**Task description:**
Wherever "Discover" appears in a line, copy that line.

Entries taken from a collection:
****

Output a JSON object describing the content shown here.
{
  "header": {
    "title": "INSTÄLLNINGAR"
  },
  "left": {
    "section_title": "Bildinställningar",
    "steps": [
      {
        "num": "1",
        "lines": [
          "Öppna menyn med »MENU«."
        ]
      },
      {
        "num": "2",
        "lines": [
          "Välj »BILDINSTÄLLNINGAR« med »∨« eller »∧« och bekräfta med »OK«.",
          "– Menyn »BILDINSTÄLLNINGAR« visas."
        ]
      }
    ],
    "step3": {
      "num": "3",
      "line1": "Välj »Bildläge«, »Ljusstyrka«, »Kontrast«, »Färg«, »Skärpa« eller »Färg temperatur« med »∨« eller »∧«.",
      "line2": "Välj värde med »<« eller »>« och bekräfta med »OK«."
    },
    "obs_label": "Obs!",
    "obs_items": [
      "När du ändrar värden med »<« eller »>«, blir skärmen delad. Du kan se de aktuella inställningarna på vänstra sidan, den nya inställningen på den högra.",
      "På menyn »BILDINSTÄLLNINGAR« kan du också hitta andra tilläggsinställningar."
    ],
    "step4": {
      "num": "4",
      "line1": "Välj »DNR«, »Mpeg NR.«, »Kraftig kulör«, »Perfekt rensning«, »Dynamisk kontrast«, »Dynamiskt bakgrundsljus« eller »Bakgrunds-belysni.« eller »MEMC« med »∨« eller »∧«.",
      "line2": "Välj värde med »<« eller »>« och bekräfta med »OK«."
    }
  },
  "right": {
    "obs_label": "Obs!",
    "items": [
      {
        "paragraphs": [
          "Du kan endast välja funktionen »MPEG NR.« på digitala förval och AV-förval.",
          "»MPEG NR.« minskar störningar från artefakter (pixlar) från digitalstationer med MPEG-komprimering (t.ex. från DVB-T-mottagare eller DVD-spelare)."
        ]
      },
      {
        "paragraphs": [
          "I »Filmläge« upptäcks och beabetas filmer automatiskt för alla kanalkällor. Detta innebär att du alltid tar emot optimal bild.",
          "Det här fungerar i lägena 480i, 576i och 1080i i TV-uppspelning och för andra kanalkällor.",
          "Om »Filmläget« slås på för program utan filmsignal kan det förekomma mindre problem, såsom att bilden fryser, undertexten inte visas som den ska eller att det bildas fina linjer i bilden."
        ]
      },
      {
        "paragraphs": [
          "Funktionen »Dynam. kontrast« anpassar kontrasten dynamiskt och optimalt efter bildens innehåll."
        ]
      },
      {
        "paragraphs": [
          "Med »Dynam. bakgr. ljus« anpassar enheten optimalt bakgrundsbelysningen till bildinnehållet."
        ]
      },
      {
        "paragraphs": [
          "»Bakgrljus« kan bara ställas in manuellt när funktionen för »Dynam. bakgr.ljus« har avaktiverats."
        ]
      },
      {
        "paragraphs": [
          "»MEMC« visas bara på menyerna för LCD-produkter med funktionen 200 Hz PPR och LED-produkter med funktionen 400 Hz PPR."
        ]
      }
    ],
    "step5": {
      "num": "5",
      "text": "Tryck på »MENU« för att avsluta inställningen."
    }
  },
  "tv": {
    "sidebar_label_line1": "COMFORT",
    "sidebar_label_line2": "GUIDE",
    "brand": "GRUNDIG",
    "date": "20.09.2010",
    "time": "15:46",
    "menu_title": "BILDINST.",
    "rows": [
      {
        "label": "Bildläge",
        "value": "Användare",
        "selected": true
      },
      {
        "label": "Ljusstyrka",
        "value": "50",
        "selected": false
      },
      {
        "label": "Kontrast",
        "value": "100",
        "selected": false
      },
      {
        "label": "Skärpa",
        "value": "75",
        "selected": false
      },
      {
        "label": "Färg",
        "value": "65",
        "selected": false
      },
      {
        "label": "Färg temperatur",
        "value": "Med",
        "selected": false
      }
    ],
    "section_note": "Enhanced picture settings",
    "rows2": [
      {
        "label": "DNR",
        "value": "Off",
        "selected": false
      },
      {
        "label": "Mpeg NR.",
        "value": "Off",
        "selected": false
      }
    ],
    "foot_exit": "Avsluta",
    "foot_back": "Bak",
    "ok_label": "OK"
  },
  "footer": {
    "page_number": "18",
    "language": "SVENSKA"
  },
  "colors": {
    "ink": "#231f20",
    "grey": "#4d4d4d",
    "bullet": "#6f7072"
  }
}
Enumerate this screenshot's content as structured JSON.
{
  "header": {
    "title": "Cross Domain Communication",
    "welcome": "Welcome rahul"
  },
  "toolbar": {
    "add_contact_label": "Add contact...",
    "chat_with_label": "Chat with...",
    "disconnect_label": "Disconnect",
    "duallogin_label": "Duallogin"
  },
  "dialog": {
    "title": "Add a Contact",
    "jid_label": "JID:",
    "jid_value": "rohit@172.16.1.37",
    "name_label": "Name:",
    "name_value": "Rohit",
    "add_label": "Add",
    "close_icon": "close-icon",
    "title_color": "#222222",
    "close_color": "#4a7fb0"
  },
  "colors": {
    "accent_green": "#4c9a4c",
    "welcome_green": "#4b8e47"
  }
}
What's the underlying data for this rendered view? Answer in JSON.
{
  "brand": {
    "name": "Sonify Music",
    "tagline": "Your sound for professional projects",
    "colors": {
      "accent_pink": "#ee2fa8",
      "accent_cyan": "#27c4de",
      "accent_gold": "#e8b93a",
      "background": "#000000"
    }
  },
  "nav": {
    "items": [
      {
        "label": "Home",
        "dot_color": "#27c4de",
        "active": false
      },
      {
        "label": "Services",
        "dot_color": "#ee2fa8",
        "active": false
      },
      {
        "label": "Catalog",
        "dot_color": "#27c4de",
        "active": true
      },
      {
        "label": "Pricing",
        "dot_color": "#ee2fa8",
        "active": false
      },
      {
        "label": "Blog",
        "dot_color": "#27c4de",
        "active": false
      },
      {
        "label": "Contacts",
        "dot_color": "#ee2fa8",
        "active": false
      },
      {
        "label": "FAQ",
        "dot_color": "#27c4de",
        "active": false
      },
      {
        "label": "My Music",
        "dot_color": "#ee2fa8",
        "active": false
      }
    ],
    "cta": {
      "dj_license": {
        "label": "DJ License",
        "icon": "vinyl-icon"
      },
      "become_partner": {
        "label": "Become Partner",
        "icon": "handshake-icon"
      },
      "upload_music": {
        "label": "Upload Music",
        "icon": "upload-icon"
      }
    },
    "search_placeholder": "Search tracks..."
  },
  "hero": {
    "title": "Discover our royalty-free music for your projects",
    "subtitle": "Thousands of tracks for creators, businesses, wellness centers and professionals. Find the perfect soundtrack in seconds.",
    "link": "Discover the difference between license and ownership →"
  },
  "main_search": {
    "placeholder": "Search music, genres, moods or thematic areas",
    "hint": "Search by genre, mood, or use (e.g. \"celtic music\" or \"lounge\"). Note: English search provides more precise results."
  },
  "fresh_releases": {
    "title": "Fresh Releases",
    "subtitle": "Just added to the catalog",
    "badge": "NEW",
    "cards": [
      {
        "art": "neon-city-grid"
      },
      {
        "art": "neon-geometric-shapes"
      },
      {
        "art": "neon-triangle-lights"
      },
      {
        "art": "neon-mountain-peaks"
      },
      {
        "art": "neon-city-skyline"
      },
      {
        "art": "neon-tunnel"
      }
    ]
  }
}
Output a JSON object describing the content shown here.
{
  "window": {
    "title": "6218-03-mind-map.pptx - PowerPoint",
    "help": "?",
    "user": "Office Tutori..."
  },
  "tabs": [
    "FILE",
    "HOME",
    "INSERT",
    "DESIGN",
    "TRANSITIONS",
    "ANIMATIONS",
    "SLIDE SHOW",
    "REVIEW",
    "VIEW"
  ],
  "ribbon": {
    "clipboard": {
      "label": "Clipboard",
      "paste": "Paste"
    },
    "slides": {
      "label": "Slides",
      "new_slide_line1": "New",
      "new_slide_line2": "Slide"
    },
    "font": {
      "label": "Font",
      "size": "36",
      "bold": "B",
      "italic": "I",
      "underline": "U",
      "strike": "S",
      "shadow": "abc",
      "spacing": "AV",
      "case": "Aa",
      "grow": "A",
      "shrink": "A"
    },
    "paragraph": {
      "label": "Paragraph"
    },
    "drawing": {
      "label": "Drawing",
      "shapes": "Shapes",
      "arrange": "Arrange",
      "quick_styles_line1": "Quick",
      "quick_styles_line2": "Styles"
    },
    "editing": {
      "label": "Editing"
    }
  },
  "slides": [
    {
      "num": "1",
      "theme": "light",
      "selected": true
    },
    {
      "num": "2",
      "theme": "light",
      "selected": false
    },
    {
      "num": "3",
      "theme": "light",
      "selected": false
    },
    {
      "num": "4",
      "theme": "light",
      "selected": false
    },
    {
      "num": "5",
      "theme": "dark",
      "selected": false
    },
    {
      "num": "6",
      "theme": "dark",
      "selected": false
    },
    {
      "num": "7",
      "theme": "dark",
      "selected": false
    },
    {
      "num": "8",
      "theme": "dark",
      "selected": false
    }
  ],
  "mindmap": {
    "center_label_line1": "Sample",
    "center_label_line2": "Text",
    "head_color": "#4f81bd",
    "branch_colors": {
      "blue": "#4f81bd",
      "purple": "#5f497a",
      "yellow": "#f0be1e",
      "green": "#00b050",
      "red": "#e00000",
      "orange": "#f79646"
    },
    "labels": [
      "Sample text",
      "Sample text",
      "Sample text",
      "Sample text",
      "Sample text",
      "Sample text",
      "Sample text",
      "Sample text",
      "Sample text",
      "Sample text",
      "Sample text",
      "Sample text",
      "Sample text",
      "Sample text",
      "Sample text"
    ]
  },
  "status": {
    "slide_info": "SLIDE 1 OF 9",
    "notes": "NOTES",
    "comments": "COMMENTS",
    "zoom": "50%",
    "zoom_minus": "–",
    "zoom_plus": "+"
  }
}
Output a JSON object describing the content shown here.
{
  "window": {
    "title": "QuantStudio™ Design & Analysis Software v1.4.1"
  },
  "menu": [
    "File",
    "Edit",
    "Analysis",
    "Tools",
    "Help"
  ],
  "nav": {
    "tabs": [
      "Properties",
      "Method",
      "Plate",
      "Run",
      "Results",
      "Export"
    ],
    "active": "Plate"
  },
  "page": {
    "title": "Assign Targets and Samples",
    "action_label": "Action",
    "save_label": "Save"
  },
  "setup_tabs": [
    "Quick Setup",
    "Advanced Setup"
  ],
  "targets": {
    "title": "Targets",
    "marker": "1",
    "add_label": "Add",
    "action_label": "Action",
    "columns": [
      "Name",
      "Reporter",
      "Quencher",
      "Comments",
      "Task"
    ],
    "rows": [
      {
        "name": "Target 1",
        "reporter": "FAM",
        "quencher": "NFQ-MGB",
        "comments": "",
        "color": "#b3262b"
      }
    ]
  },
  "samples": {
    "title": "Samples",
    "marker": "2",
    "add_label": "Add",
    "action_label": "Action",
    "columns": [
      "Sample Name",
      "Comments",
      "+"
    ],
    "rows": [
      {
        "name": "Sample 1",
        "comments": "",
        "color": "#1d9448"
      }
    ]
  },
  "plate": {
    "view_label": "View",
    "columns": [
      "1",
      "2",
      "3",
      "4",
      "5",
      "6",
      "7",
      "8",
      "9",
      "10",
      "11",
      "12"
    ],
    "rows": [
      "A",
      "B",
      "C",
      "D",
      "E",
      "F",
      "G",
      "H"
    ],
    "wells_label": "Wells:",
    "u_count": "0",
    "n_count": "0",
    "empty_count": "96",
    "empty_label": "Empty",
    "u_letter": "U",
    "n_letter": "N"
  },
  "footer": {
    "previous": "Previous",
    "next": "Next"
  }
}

****

**The result:**
    "title": "Discover our royalty-free music for your projects",
    "link": "Discover the difference between license and ownership →"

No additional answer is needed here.